Murder by Numbers is a video game developed by Mediatonic and published by The Irregular Corporation. It was released on March 5, 2020 for Nintendo Switch and Windows, and on March 23, 2021 for Stadia. The game is a hybrid of visual novels with nonogram-style logic puzzles to progress the story.

Gameplay
The game follows TV actress-turned-detective Honor Mizrahi and her robot companion SCOUT as they find themselves involved in several murder cases. Presented in a visual novel style, similar to the Ace Attorney series, players are tasked with questioning witnesses and suspects and investigating areas for clues. Investigating brings up nonogram puzzles, which the player must solve to uncover a piece of evidence, which can then be presented to witnesses to advance the story. These nonogram puzzles are solved similar to many other computer-based nonogram puzzles, giving the player the ability to mark spaces that should be filled and those that should be empty as a method to track their work and make deductions towards solving the puzzle. A player can make any number of mistakes as they progress without penalty in most puzzles, but may ask for hints towards a solution. Some sections will require the player to complete a series of smaller nonogram puzzles within a time limit and without using "empty space" markers or hints.

What to work on >>
a – Quote the stretch of the Murder by Numbers text from "Murder by Numbers" through "progress the story.".
b – According to the Murder by Numbers text, what is the name of Honor Mizrahi's robot companion?
Rely only on the Murder by Numbers text for what comes next.

Entries supplied >>

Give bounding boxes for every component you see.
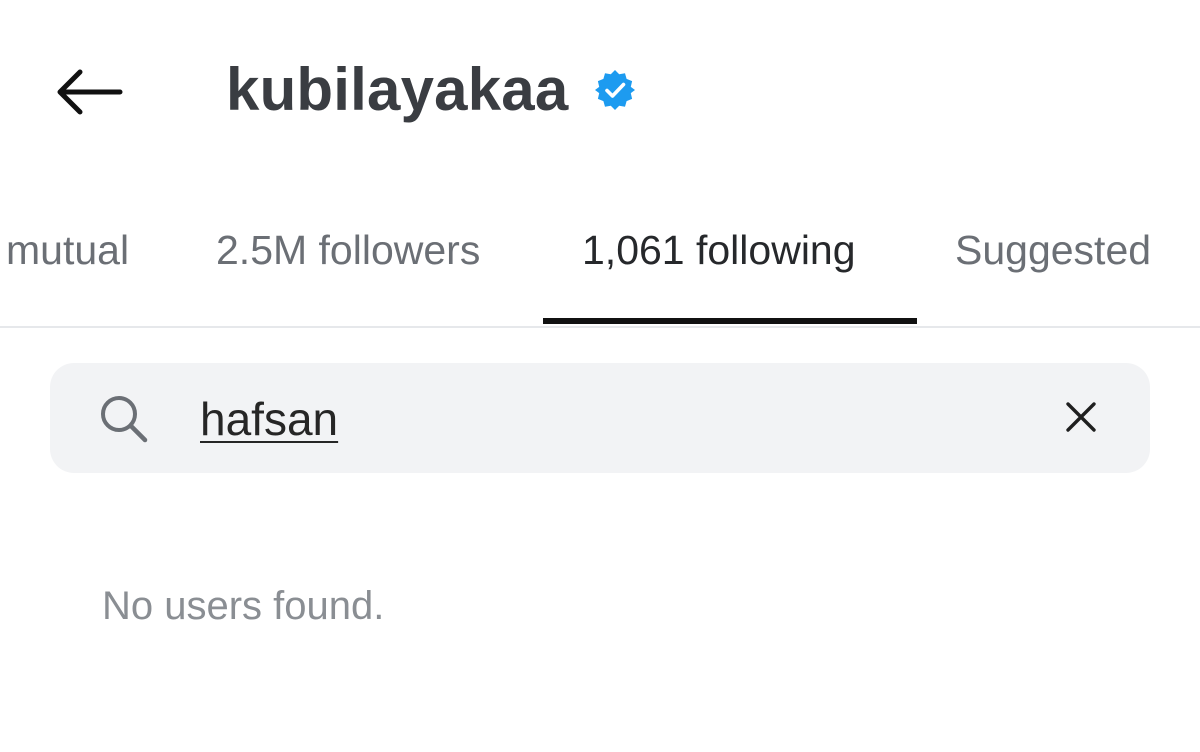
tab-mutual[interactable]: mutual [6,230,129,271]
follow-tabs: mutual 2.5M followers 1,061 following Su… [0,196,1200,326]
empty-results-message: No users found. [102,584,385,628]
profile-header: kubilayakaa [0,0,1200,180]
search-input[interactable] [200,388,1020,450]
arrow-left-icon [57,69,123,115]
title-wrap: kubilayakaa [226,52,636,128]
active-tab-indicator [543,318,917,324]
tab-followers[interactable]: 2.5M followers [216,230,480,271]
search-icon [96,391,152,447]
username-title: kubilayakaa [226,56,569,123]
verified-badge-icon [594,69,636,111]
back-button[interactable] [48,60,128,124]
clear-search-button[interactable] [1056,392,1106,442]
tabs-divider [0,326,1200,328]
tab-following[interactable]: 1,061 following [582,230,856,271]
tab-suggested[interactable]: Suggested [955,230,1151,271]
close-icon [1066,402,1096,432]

...

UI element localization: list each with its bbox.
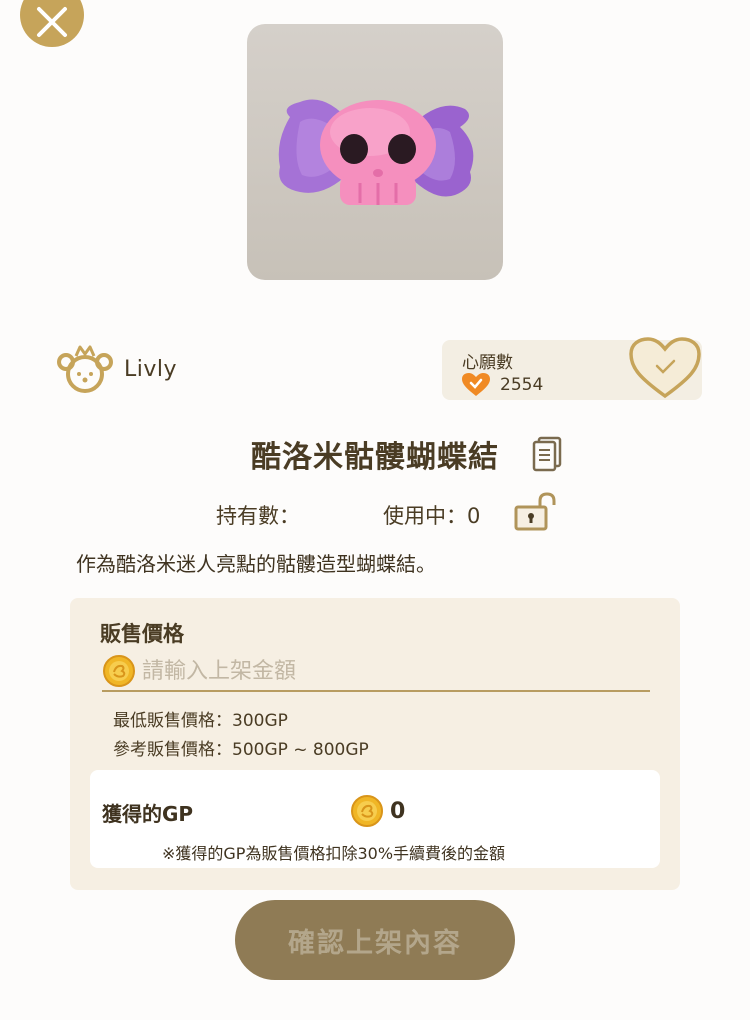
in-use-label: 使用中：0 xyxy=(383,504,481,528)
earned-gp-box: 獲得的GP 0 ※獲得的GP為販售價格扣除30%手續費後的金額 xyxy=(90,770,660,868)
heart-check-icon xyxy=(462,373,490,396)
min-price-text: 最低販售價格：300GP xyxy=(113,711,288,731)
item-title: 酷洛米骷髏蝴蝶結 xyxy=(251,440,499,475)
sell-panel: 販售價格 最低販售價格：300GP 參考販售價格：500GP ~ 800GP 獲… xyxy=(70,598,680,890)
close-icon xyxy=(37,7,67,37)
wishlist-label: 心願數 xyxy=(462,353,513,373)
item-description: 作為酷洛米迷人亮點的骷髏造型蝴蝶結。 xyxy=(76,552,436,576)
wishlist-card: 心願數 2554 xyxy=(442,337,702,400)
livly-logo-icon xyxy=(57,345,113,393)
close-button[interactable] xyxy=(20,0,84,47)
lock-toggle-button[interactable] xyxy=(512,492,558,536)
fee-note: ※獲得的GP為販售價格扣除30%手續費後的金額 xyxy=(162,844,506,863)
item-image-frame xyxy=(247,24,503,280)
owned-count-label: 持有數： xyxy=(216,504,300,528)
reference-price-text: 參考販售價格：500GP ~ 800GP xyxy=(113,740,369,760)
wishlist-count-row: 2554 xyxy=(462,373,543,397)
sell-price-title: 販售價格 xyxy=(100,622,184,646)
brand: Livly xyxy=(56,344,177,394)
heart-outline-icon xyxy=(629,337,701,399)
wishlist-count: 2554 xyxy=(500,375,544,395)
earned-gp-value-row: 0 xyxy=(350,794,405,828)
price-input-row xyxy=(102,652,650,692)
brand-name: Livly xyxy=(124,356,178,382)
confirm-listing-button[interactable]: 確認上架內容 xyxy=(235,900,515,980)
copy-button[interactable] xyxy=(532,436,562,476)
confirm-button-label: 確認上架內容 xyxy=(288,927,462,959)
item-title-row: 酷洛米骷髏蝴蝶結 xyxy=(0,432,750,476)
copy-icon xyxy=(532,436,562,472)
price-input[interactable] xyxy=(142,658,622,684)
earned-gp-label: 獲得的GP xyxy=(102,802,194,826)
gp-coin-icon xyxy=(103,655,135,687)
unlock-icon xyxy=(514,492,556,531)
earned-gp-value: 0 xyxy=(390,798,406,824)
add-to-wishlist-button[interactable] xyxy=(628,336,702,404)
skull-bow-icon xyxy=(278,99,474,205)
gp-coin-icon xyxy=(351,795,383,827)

Exercise responses >>
a –
Murder by Numbers is a video game developed by Mediatonic and published by The Irregular Corporation. It was released on March 5, 2020 for Nintendo Switch and Windows, and on March 23, 2021 for Stadia. The game is a hybrid of visual novels with nonogram-style logic puzzles to progress the story.

b – SCOUT